→ **EXERCISE TASK**:
Write out the lines between the one holding "make-game-master-button[interactable] <box>1249 723" and the one holding "wifi-icon <box>1542 18 1567 36</box>", inclusive, with no changes.

[Source records]
=====
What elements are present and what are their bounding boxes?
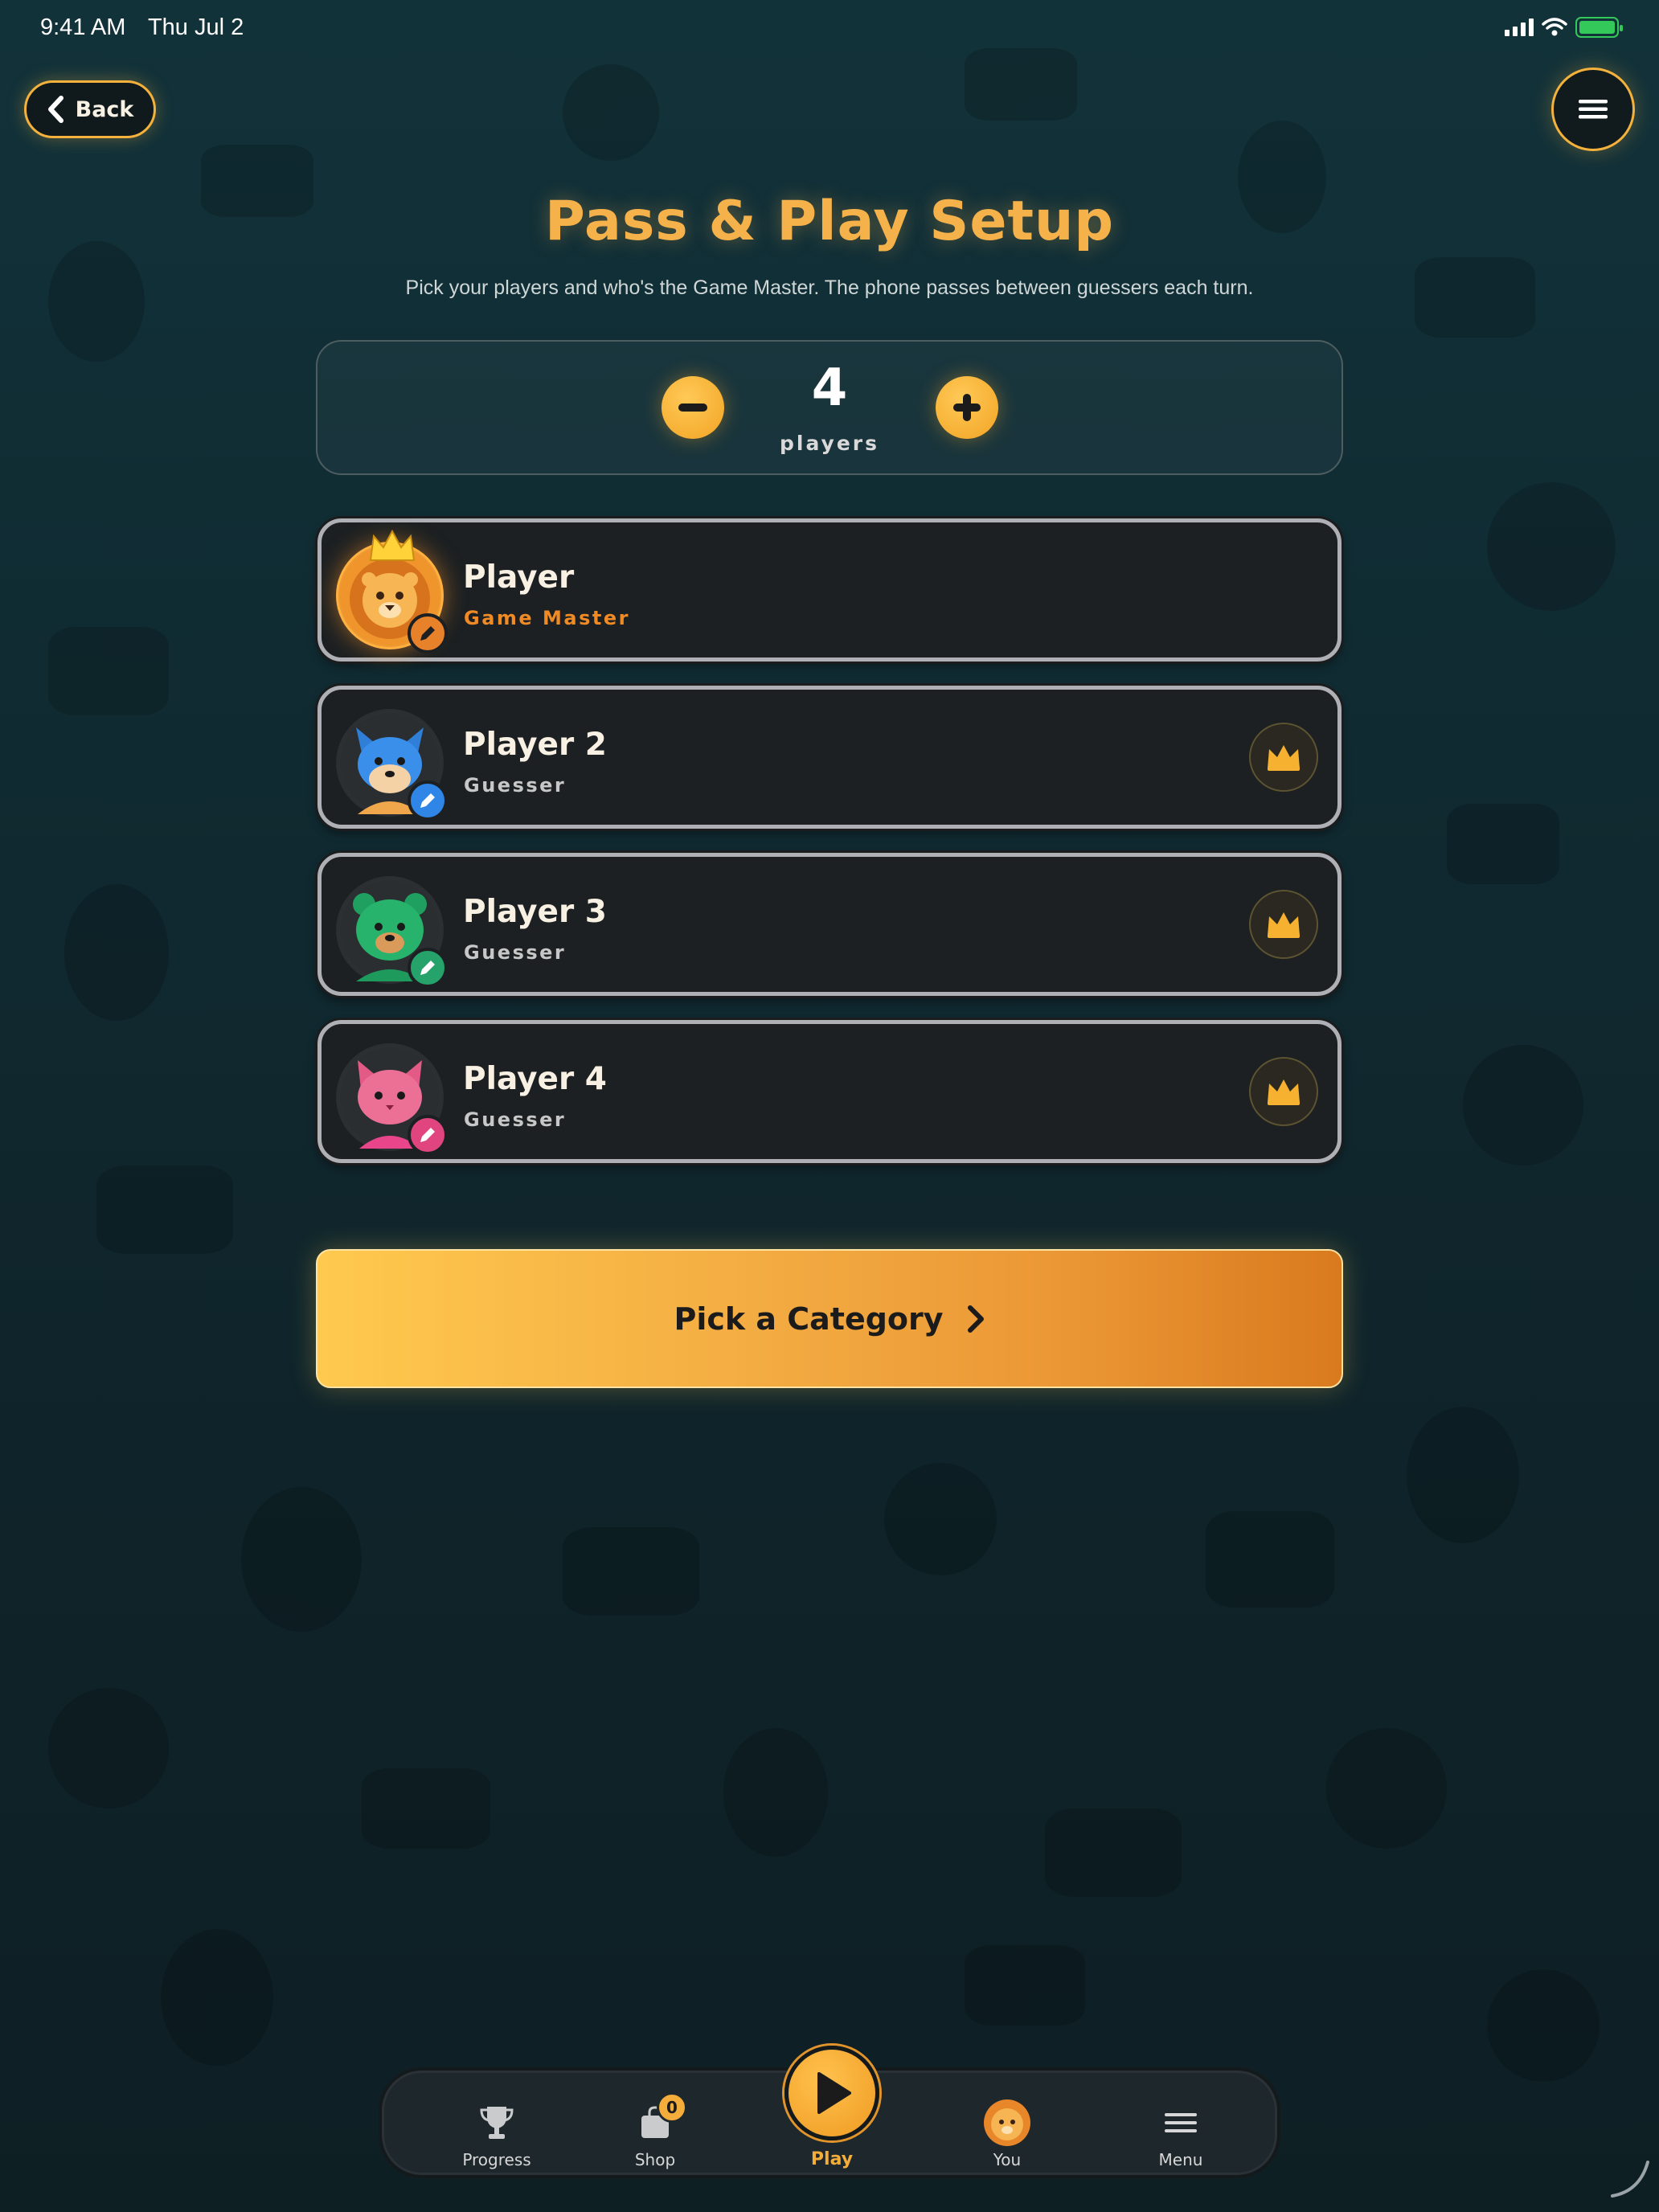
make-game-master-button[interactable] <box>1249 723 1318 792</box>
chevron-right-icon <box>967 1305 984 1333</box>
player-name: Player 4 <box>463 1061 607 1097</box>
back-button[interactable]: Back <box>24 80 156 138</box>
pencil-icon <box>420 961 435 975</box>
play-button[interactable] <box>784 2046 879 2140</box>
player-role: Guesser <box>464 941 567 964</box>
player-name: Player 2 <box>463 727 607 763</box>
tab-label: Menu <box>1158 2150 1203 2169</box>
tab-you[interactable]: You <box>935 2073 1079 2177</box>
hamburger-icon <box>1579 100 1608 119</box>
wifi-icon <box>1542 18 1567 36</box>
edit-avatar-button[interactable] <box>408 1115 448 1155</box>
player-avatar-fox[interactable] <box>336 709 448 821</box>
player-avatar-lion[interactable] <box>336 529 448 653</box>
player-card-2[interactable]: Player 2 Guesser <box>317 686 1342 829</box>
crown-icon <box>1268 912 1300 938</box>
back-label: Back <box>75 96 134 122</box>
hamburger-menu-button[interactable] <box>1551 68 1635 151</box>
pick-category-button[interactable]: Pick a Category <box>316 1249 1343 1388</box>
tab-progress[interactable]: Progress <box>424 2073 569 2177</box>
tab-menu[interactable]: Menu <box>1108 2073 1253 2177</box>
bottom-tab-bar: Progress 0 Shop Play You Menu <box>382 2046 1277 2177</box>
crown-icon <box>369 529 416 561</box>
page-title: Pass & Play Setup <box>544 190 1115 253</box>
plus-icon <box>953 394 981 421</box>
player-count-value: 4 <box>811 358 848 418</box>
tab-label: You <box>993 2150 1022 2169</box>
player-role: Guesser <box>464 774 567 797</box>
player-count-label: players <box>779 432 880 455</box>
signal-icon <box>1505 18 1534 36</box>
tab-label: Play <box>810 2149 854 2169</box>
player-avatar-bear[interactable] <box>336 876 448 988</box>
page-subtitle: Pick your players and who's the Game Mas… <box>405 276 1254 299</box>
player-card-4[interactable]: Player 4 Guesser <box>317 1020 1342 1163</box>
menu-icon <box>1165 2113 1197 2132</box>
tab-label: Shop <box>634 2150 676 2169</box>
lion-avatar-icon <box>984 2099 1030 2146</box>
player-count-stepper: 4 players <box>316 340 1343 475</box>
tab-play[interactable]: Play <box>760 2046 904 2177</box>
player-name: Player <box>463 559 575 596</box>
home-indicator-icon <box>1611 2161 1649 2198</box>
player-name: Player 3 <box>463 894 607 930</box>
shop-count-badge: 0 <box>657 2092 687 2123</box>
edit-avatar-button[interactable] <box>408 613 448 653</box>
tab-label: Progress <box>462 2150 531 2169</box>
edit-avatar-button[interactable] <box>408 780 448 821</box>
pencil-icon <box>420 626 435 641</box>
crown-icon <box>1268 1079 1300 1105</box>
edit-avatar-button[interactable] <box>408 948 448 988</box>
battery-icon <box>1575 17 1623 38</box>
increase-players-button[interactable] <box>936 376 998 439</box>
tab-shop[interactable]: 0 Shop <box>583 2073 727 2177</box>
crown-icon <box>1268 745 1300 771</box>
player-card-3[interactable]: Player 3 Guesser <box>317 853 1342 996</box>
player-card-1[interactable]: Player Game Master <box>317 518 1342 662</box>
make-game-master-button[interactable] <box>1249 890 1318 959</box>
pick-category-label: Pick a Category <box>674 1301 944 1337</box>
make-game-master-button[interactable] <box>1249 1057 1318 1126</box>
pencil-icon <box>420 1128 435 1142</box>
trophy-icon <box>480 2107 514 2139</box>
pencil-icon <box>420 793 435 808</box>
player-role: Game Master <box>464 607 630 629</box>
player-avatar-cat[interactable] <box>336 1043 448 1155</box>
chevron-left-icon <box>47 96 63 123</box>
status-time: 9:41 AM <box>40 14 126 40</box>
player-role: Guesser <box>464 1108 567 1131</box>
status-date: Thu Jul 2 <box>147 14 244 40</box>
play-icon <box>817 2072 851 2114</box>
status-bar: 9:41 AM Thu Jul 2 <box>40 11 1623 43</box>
=====
→ **ANSWER TO THE PROBLEM**:
make-game-master-button[interactable] <box>1249 723 1318 792</box>
chevron-right-icon <box>967 1305 984 1333</box>
player-name: Player 4 <box>463 1061 607 1097</box>
back-button[interactable]: Back <box>24 80 156 138</box>
pencil-icon <box>420 961 435 975</box>
play-button[interactable] <box>784 2046 879 2140</box>
player-role: Guesser <box>464 941 567 964</box>
player-name: Player 2 <box>463 727 607 763</box>
tab-label: Menu <box>1158 2150 1203 2169</box>
tab-you[interactable]: You <box>935 2073 1079 2177</box>
hamburger-icon <box>1579 100 1608 119</box>
wifi-icon <box>1542 18 1567 36</box>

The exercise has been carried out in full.